Objective: Pick out every line in the data below that holds "prices".

--- START Material for the task ---

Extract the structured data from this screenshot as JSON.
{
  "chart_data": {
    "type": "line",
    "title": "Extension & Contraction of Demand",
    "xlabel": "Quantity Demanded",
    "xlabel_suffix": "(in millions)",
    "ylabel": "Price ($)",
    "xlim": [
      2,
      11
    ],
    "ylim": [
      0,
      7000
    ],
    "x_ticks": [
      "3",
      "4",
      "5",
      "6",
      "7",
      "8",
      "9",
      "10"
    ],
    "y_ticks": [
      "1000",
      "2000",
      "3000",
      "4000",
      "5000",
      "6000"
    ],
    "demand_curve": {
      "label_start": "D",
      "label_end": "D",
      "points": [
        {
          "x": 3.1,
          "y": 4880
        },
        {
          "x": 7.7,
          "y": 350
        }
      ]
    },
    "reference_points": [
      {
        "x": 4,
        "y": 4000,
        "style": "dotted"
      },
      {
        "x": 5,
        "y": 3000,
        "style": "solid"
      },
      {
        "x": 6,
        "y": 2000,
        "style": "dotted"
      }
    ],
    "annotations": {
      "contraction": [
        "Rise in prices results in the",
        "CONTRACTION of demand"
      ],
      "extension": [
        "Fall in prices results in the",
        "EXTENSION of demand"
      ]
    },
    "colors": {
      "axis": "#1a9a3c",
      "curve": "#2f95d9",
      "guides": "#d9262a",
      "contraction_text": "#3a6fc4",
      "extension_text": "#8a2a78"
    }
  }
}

--- END Material for the task ---

Written answer:
        "Rise in prices results in the",
        "Fall in prices results in the",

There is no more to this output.